__Instruction__:
Scan the lines below for the word "JSON". Copy each line you find it in.

__Supplied material__:
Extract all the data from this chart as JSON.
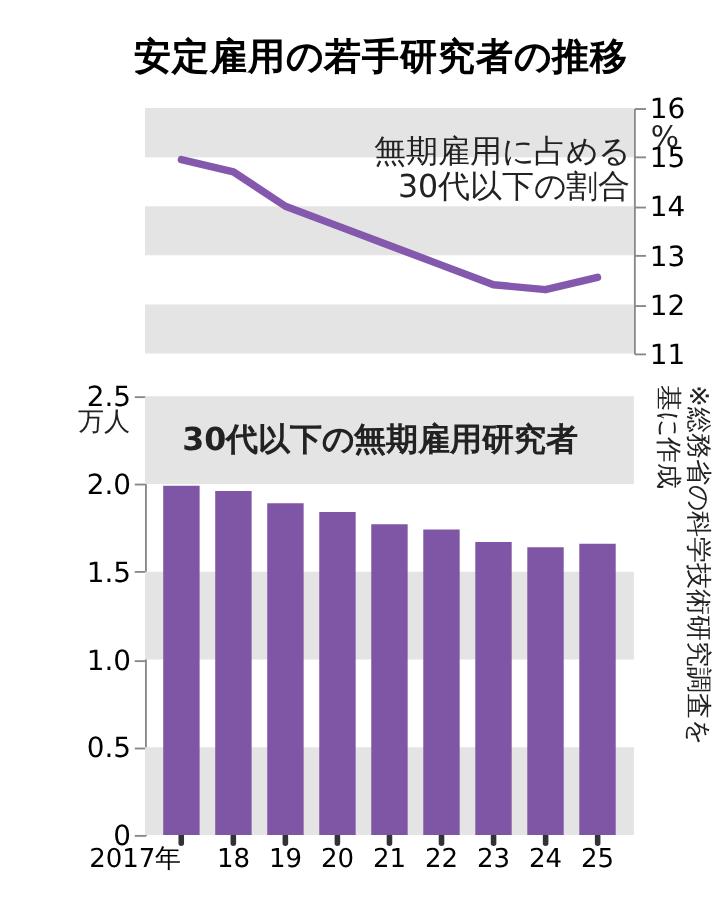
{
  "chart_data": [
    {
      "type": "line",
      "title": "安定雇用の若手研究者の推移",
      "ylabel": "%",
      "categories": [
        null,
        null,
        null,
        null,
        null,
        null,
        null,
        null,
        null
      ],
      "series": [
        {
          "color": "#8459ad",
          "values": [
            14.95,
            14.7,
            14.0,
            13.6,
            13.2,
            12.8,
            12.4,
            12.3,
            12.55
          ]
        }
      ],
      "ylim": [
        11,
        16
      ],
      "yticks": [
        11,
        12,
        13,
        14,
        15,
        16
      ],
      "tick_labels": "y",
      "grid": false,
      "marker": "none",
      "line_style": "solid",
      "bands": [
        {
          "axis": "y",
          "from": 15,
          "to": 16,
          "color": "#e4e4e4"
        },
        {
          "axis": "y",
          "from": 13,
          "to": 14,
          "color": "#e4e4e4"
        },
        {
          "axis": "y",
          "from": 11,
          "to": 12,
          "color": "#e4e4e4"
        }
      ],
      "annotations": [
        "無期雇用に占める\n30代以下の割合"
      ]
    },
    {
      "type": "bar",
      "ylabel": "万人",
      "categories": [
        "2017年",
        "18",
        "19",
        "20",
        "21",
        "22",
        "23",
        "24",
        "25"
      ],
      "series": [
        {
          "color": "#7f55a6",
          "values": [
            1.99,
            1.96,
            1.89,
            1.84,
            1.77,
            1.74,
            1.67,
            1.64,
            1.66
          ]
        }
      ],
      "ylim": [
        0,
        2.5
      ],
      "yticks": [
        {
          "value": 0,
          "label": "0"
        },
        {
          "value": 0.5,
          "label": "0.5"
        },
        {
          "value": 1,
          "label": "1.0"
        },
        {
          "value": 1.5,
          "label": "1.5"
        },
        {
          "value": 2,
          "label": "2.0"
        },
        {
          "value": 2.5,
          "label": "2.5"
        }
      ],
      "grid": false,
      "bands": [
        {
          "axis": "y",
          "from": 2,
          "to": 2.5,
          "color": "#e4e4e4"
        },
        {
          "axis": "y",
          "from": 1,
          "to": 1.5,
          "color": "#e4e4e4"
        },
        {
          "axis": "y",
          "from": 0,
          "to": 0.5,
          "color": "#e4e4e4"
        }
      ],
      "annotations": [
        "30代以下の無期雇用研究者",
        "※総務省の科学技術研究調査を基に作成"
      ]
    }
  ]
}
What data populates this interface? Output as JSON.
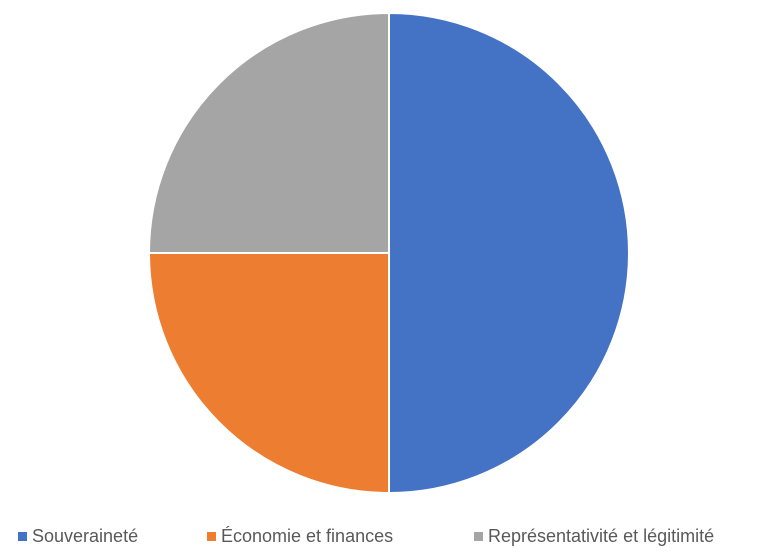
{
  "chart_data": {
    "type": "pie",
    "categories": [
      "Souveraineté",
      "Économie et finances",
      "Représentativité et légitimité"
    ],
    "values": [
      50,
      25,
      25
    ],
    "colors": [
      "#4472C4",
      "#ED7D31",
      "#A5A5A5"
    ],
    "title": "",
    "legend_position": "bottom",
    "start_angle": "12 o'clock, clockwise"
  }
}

__Final answer__:
Extract all the data from this chart as JSON.
What data populates this interface? Output as JSON.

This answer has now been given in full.